- **The task**:
Your answer should be a single number: the count of lines that include the word "Illinois".
━━━━
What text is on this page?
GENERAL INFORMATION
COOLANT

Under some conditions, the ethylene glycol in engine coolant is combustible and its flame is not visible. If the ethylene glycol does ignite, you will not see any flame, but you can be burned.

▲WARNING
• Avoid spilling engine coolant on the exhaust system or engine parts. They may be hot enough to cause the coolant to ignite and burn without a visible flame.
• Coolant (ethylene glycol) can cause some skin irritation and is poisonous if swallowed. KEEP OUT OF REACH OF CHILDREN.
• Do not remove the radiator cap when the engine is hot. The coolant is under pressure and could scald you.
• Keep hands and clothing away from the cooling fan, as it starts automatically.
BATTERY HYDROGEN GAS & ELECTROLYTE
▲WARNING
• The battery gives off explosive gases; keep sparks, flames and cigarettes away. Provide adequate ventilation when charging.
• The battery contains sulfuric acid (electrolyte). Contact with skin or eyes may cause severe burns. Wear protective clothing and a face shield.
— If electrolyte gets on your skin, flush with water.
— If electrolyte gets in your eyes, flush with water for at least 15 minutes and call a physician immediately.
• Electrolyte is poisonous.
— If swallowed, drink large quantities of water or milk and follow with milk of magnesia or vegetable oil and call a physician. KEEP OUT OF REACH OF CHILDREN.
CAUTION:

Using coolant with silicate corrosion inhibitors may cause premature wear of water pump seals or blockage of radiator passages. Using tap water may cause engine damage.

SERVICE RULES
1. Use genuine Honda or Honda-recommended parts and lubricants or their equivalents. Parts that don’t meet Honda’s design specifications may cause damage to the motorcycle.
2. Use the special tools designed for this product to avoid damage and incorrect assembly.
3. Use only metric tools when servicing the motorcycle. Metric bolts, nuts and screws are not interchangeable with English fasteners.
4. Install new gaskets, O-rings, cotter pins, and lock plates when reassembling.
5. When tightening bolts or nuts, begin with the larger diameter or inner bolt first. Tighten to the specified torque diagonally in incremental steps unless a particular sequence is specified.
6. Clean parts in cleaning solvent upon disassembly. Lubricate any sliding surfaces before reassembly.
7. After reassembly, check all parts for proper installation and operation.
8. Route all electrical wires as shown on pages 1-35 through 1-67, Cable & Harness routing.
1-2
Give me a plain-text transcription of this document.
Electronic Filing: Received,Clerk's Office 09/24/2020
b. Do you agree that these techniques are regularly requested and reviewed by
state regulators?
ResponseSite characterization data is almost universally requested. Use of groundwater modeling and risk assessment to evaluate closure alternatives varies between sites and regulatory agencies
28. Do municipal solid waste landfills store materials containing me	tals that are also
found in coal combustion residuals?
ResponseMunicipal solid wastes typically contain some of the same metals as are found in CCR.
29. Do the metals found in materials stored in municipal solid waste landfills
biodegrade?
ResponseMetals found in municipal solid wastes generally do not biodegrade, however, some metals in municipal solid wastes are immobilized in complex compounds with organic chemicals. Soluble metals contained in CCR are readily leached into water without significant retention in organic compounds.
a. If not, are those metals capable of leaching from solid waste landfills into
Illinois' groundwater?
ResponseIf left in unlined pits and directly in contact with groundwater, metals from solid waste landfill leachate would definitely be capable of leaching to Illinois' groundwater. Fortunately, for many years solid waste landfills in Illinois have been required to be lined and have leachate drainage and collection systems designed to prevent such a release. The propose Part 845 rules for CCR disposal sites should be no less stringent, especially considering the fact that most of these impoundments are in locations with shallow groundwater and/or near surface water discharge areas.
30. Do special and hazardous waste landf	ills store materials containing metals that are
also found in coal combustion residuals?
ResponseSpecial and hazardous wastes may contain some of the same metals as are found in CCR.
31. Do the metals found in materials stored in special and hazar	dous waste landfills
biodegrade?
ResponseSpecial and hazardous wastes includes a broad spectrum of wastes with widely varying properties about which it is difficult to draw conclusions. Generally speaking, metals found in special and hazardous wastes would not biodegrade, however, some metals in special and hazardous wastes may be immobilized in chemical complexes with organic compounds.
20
━━━━
- **The solution**:
2